STATED TASK: Tally the lines in the following entries that include the word "Cube"; state only the total.

----------

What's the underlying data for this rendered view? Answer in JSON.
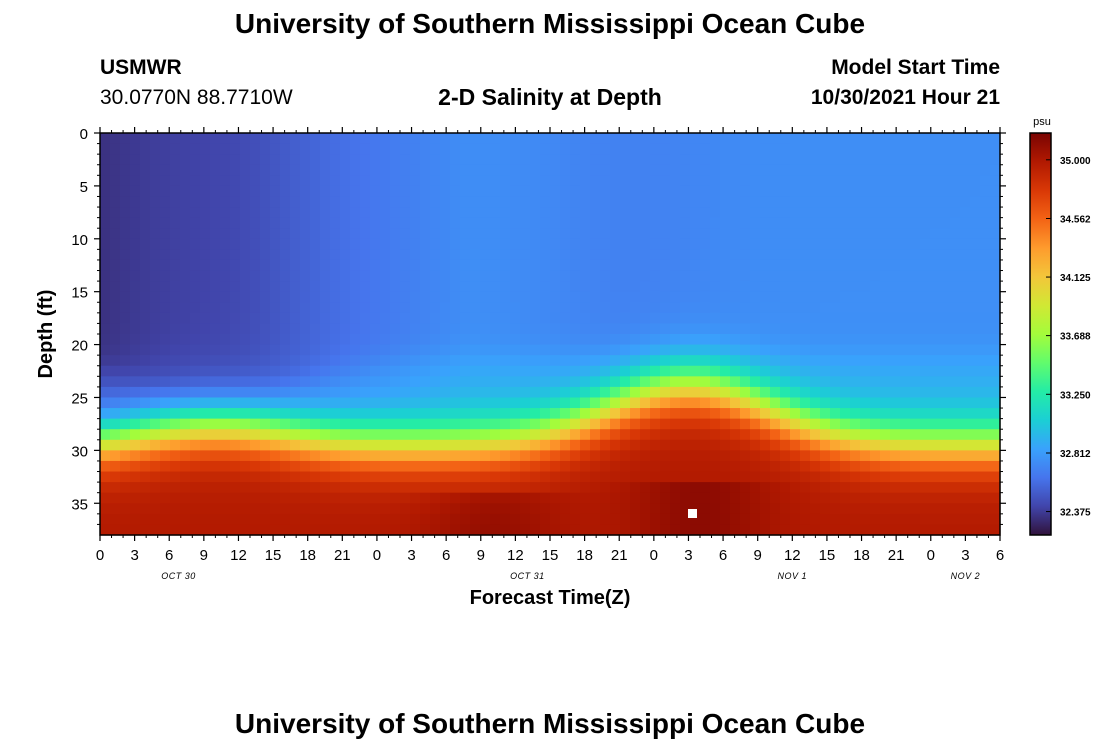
{
  "page": {
    "title": "University of Southern Mississippi Ocean Cube",
    "station_id": "USMWR",
    "coords": "30.0770N  88.7710W",
    "chart_title": "2-D Salinity at Depth",
    "model_start_label": "Model Start Time",
    "model_start_value": "10/30/2021 Hour 21",
    "footer_title": "University of Southern Mississippi Ocean Cube"
  },
  "chart_data": {
    "type": "heatmap",
    "title": "2-D Salinity at Depth",
    "xlabel": "Forecast Time(Z)",
    "ylabel": "Depth (ft)",
    "x_unit": "hours",
    "x_tick_labels": [
      "0",
      "3",
      "6",
      "9",
      "12",
      "15",
      "18",
      "21",
      "0",
      "3",
      "6",
      "9",
      "12",
      "15",
      "18",
      "21",
      "0",
      "3",
      "6",
      "9",
      "12",
      "15",
      "18",
      "21",
      "0",
      "3",
      "6"
    ],
    "day_labels": [
      "OCT 30",
      "OCT 31",
      "NOV 1",
      "NOV 2"
    ],
    "y_ticks": [
      0,
      5,
      10,
      15,
      20,
      25,
      30,
      35
    ],
    "y_tick_labels": [
      "0",
      "5",
      "10",
      "15",
      "20",
      "25",
      "30",
      "35"
    ],
    "ylim": [
      38,
      0
    ],
    "xlim": [
      0,
      78
    ],
    "colorbar": {
      "unit": "psu",
      "range": [
        32.2,
        35.2
      ],
      "tick_values": [
        35.0,
        34.562,
        34.125,
        33.688,
        33.25,
        32.812,
        32.375
      ],
      "tick_labels": [
        "35.000",
        "34.562",
        "34.125",
        "33.688",
        "33.250",
        "32.812",
        "32.375"
      ],
      "colors": [
        "#30123b",
        "#4145ab",
        "#4675ed",
        "#39a2fc",
        "#1bcfd4",
        "#24eca6",
        "#61fc6c",
        "#a4fc3b",
        "#d1e834",
        "#f3c63a",
        "#fe9b2d",
        "#f36315",
        "#d93806",
        "#b11901",
        "#7a0402"
      ]
    },
    "description_fields": {
      "marker_time_hour": 51,
      "marker_depth_ft": 36
    }
  }
}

----------

TASK OUTPUT: 2